◆ Task directions ◆
Begin the copy at the line containing "What text is on this page?" and end it at the final line of the material below, reproducing each line exactly, without images.

◆ Dataset content ◆
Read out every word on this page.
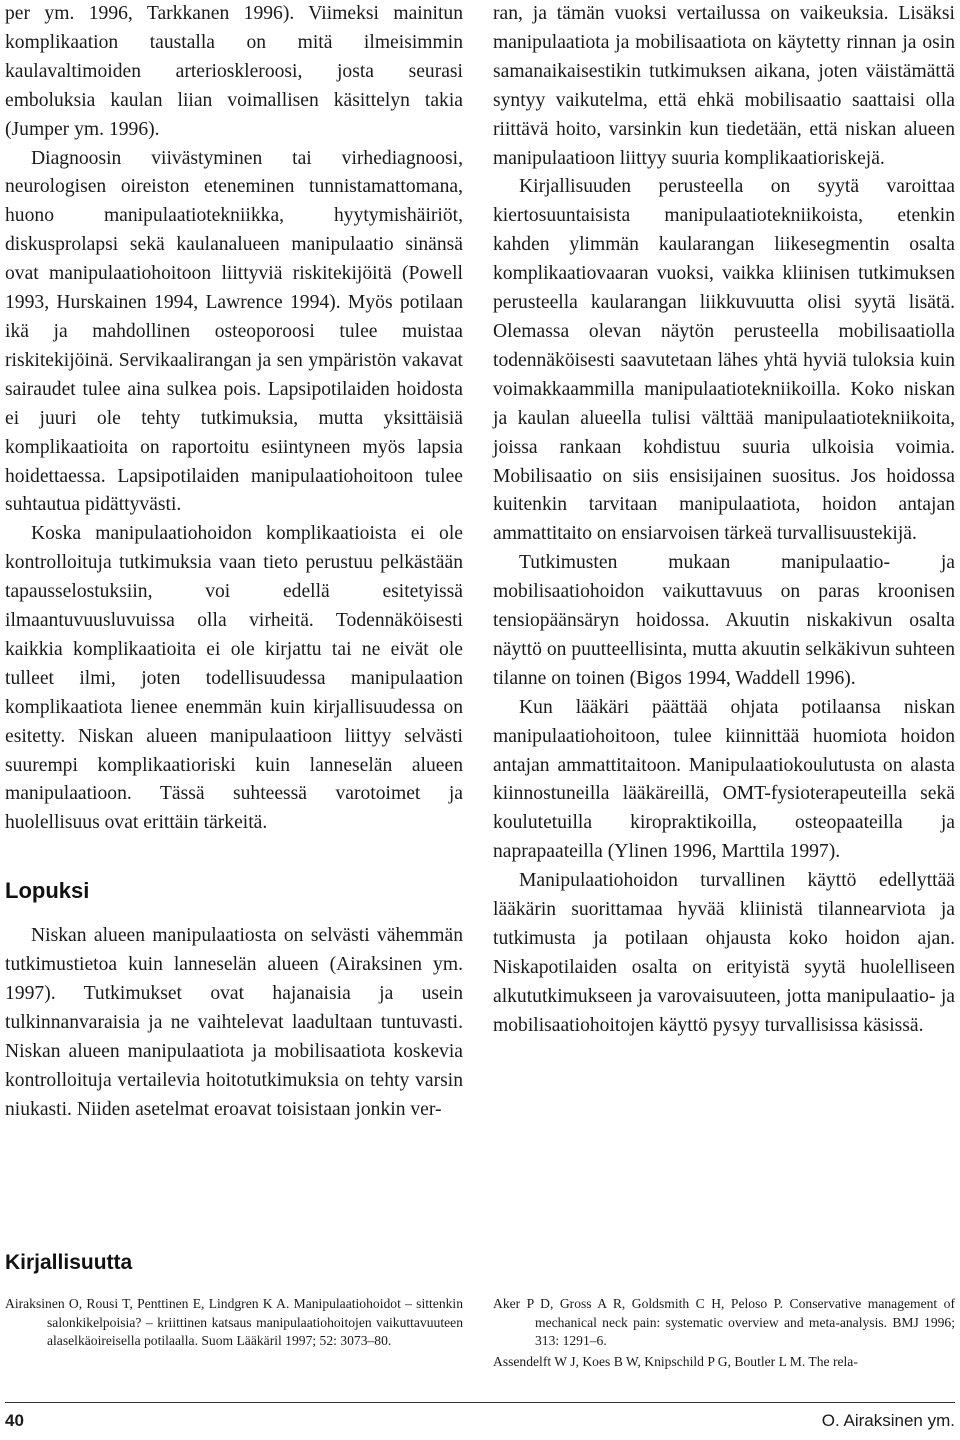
per ym. 1996, Tarkkanen 1996). Viimeksi mainitun komplikaation taustalla on mitä ilmeisimmin kaulavaltimoiden arterioskleroosi, josta seurasi emboluksia kaulan liian voimallisen käsittelyn takia (Jumper ym. 1996).

Diagnoosin viivästyminen tai virhediagnoosi, neurologisen oireiston eteneminen tunnistamattomana, huono manipulaatiotekniikka, hyytymishäiriöt, diskusprolapsi sekä kaulanalueen manipulaatio sinänsä ovat manipulaatiohoitoon liittyviä riskitekijöitä (Powell 1993, Hurskainen 1994, Lawrence 1994). Myös potilaan ikä ja mahdollinen osteoporoosi tulee muistaa riskitekijöinä. Servikaalirangan ja sen ympäristön vakavat sairaudet tulee aina sulkea pois. Lapsipotilaiden hoidosta ei juuri ole tehty tutkimuksia, mutta yksittäisiä komplikaatioita on raportoitu esiintyneen myös lapsia hoidettaessa. Lapsipotilaiden manipulaatiohoitoon tulee suhtautua pidättyvästi.

Koska manipulaatiohoidon komplikaatioista ei ole kontrolloituja tutkimuksia vaan tieto perustuu pelkästään tapausselostuksiin, voi edellä esitetyissä ilmaantuvuusluvuissa olla virheitä. Todennäköisesti kaikkia komplikaatioita ei ole kirjattu tai ne eivät ole tulleet ilmi, joten todellisuudessa manipulaation komplikaatiota lienee enemmän kuin kirjallisuudessa on esitetty. Niskan alueen manipulaatioon liittyy selvästi suurempi komplikaatioriski kuin lanneselän alueen manipulaatioon. Tässä suhteessä varotoimet ja huolellisuus ovat erittäin tärkeitä.

Lopuksi

Niskan alueen manipulaatiosta on selvästi vähemmän tutkimustietoa kuin lanneselän alueen (Airaksinen ym. 1997). Tutkimukset ovat hajanaisia ja usein tulkinnanvaraisia ja ne vaihtelevat laadultaan tuntuvasti. Niskan alueen manipulaatiota ja mobilisaatiota koskevia kontrolloituja vertailevia hoitotutkimuksia on tehty varsin niukasti. Niiden asetelmat eroavat toisistaan jonkin ver-

ran, ja tämän vuoksi vertailussa on vaikeuksia. Lisäksi manipulaatiota ja mobilisaatiota on käytetty rinnan ja osin samanaikaisestikin tutkimuksen aikana, joten väistämättä syntyy vaikutelma, että ehkä mobilisaatio saattaisi olla riittävä hoito, varsinkin kun tiedetään, että niskan alueen manipulaatioon liittyy suuria komplikaatioriskejä.

Kirjallisuuden perusteella on syytä varoittaa kiertosuuntaisista manipulaatiotekniikoista, etenkin kahden ylimmän kaularangan liikesegmentin osalta komplikaatiovaaran vuoksi, vaikka kliinisen tutkimuksen perusteella kaularangan liikkuvuutta olisi syytä lisätä. Olemassa olevan näytön perusteella mobilisaatiolla todennäköisesti saavutetaan lähes yhtä hyviä tuloksia kuin voimakkaammilla manipulaatiotekniikoilla. Koko niskan ja kaulan alueella tulisi välttää manipulaatiotekniikoita, joissa rankaan kohdistuu suuria ulkoisia voimia. Mobilisaatio on siis ensisijainen suositus. Jos hoidossa kuitenkin tarvitaan manipulaatiota, hoidon antajan ammattitaito on ensiarvoisen tärkeä turvallisuustekijä.

Tutkimusten mukaan manipulaatio- ja mobilisaatiohoidon vaikuttavuus on paras kroonisen tensiopäänsäryn hoidossa. Akuutin niskakivun osalta näyttö on puutteellisinta, mutta akuutin selkäkivun suhteen tilanne on toinen (Bigos 1994, Waddell 1996).

Kun lääkäri päättää ohjata potilaansa niskan manipulaatiohoitoon, tulee kiinnittää huomiota hoidon antajan ammattitaitoon. Manipulaatiokoulutusta on alasta kiinnostuneilla lääkäreillä, OMT-fysioterapeuteilla sekä koulutetuilla kiropraktikoilla, osteopaateilla ja naprapaateilla (Ylinen 1996, Marttila 1997).

Manipulaatiohoidon turvallinen käyttö edellyttää lääkärin suorittamaa hyvää kliinistä tilannearviota ja tutkimusta ja potilaan ohjausta koko hoidon ajan. Niskapotilaiden osalta on erityistä syytä huolelliseen alkututkimukseen ja varovaisuuteen, jotta manipulaatio- ja mobilisaatiohoitojen käyttö pysyy turvallisissa käsissä.

Kirjallisuutta

Airaksinen O, Rousi T, Penttinen E, Lindgren K A. Manipulaatiohoidot – sittenkin salonkikelpoisia? – kriittinen katsaus manipulaatiohoitojen vaikuttavuuteen alaselkäoireisella potilaalla. Suom Lääkäril 1997; 52: 3073–80.

Aker P D, Gross A R, Goldsmith C H, Peloso P. Conservative management of mechanical neck pain: systematic overview and meta-analysis. BMJ 1996; 313: 1291–6.

Assendelft W J, Koes B W, Knipschild P G, Boutler L M. The rela-

40	O. Airaksinen ym.
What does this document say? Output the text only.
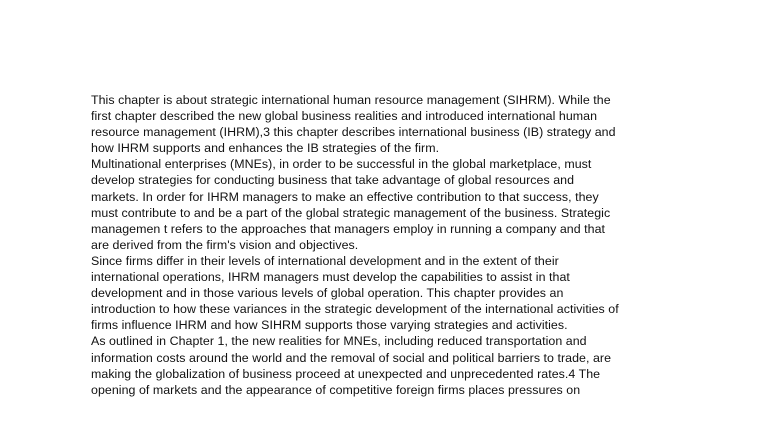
This chapter is about strategic international human resource management (SIHRM). While the
first chapter described the new global business realities and introduced international human
resource management (IHRM),3 this chapter describes international business (IB) strategy and
how IHRM supports and enhances the IB strategies of the firm.
Multinational enterprises (MNEs), in order to be successful in the global marketplace, must
develop strategies for conducting business that take advantage of global resources and
markets. In order for IHRM managers to make an effective contribution to that success, they
must contribute to and be a part of the global strategic management of the business. Strategic
managemen t refers to the approaches that managers employ in running a company and that
are derived from the firm's vision and objectives.
Since firms differ in their levels of international development and in the extent of their
international operations, IHRM managers must develop the capabilities to assist in that
development and in those various levels of global operation. This chapter provides an
introduction to how these variances in the strategic development of the international activities of
firms influence IHRM and how SIHRM supports those varying strategies and activities.
As outlined in Chapter 1, the new realities for MNEs, including reduced transportation and
information costs around the world and the removal of social and political barriers to trade, are
making the globalization of business proceed at unexpected and unprecedented rates.4 The
opening of markets and the appearance of competitive foreign firms places pressures on
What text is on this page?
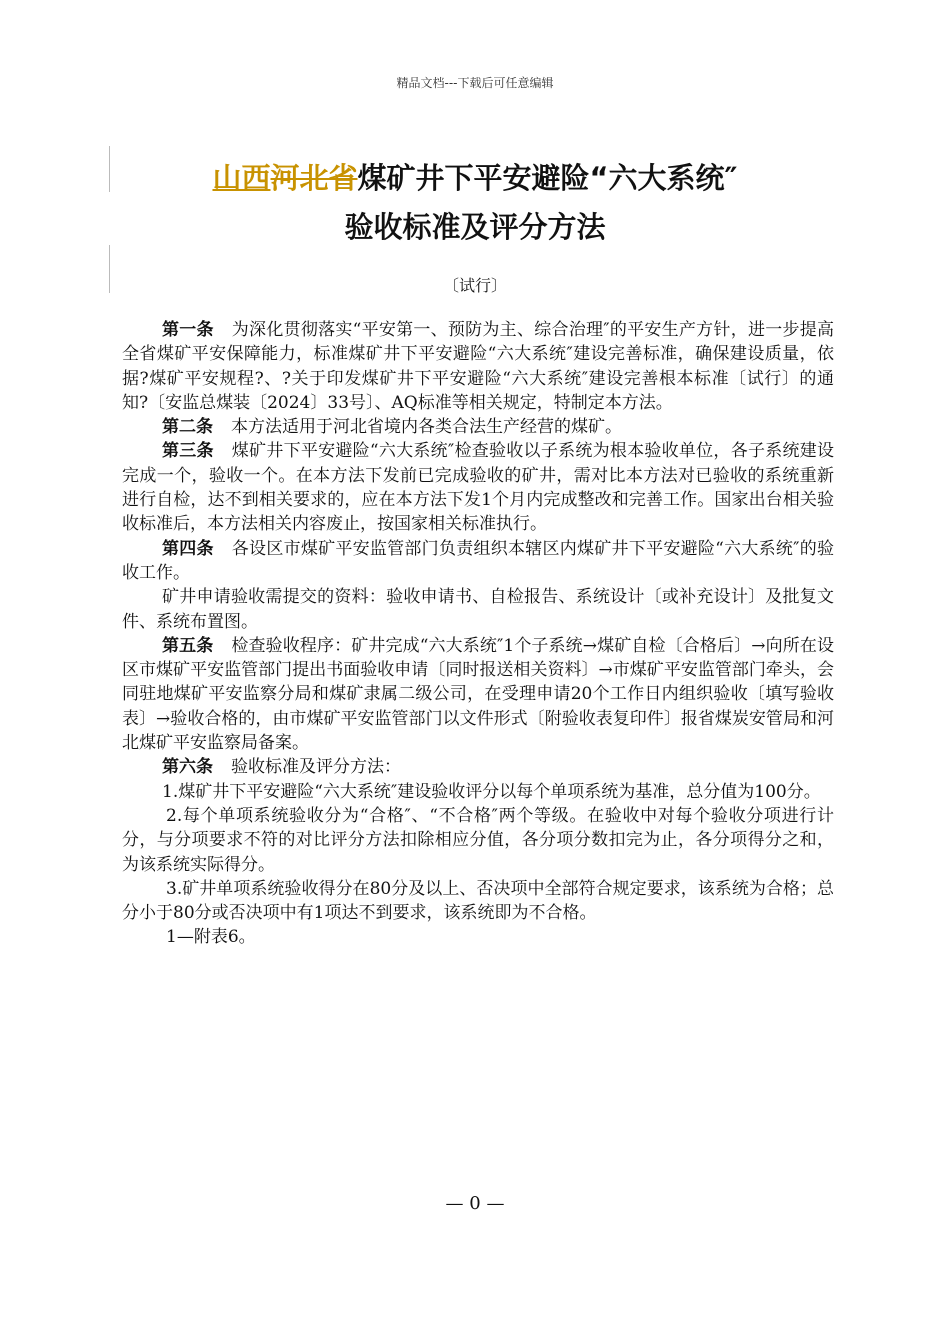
精品文档---下载后可任意编辑
山西河北省煤矿井下平安避险“六大系统″
验收标准及评分方法
〔试行〕

第一条 为深化贯彻落实“平安第一、预防为主、综合治理″的平安生产方针，进一步提高全省煤矿平安保障能力，标准煤矿井下平安避险“六大系统″建设完善标准，确保建设质量，依据?煤矿平安规程?、?关于印发煤矿井下平安避险“六大系统″建设完善根本标准〔试行〕的通知?〔安监总煤装〔2024〕33号〕、AQ标准等相关规定，特制定本方法。

第二条 本方法适用于河北省境内各类合法生产经营的煤矿。

第三条 煤矿井下平安避险“六大系统″检查验收以子系统为根本验收单位，各子系统建设完成一个，验收一个。在本方法下发前已完成验收的矿井，需对比本方法对已验收的系统重新进行自检，达不到相关要求的，应在本方法下发1个月内完成整改和完善工作。国家出台相关验收标准后，本方法相关内容废止，按国家相关标准执行。

第四条 各设区市煤矿平安监管部门负责组织本辖区内煤矿井下平安避险“六大系统″的验收工作。

矿井申请验收需提交的资料：验收申请书、自检报告、系统设计〔或补充设计〕及批复文件、系统布置图。

第五条 检查验收程序：矿井完成“六大系统″1个子系统→煤矿自检〔合格后〕→向所在设区市煤矿平安监管部门提出书面验收申请〔同时报送相关资料〕→市煤矿平安监管部门牵头，会同驻地煤矿平安监察分局和煤矿隶属二级公司，在受理申请20个工作日内组织验收〔填写验收表〕→验收合格的，由市煤矿平安监管部门以文件形式〔附验收表复印件〕报省煤炭安管局和河北煤矿平安监察局备案。

第六条 验收标准及评分方法：

1.煤矿井下平安避险“六大系统″建设验收评分以每个单项系统为基准，总分值为100分。

2.每个单项系统验收分为“合格″、“不合格″两个等级。在验收中对每个验收分项进行计分，与分项要求不符的对比评分方法扣除相应分值，各分项分数扣完为止，各分项得分之和，为该系统实际得分。

3.矿井单项系统验收得分在80分及以上、否决项中全部符合规定要求，该系统为合格；总分小于80分或否决项中有1项达不到要求，该系统即为不合格。

1—附表6。

— 0 —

◆ Task solution ◆
What text is on this page?
精品文档---下载后可任意编辑
山西河北省煤矿井下平安避险“六大系统″
验收标准及评分方法
〔试行〕

第一条 为深化贯彻落实“平安第一、预防为主、综合治理″的平安生产方针，进一步提高全省煤矿平安保障能力，标准煤矿井下平安避险“六大系统″建设完善标准，确保建设质量，依据?煤矿平安规程?、?关于印发煤矿井下平安避险“六大系统″建设完善根本标准〔试行〕的通知?〔安监总煤装〔2024〕33号〕、AQ标准等相关规定，特制定本方法。

第二条 本方法适用于河北省境内各类合法生产经营的煤矿。

第三条 煤矿井下平安避险“六大系统″检查验收以子系统为根本验收单位，各子系统建设完成一个，验收一个。在本方法下发前已完成验收的矿井，需对比本方法对已验收的系统重新进行自检，达不到相关要求的，应在本方法下发1个月内完成整改和完善工作。国家出台相关验收标准后，本方法相关内容废止，按国家相关标准执行。

第四条 各设区市煤矿平安监管部门负责组织本辖区内煤矿井下平安避险“六大系统″的验收工作。

矿井申请验收需提交的资料：验收申请书、自检报告、系统设计〔或补充设计〕及批复文件、系统布置图。

第五条 检查验收程序：矿井完成“六大系统″1个子系统→煤矿自检〔合格后〕→向所在设区市煤矿平安监管部门提出书面验收申请〔同时报送相关资料〕→市煤矿平安监管部门牵头，会同驻地煤矿平安监察分局和煤矿隶属二级公司，在受理申请20个工作日内组织验收〔填写验收表〕→验收合格的，由市煤矿平安监管部门以文件形式〔附验收表复印件〕报省煤炭安管局和河北煤矿平安监察局备案。

第六条 验收标准及评分方法：

1.煤矿井下平安避险“六大系统″建设验收评分以每个单项系统为基准，总分值为100分。

2.每个单项系统验收分为“合格″、“不合格″两个等级。在验收中对每个验收分项进行计分，与分项要求不符的对比评分方法扣除相应分值，各分项分数扣完为止，各分项得分之和，为该系统实际得分。

3.矿井单项系统验收得分在80分及以上、否决项中全部符合规定要求，该系统为合格；总分小于80分或否决项中有1项达不到要求，该系统即为不合格。

1—附表6。

— 0 —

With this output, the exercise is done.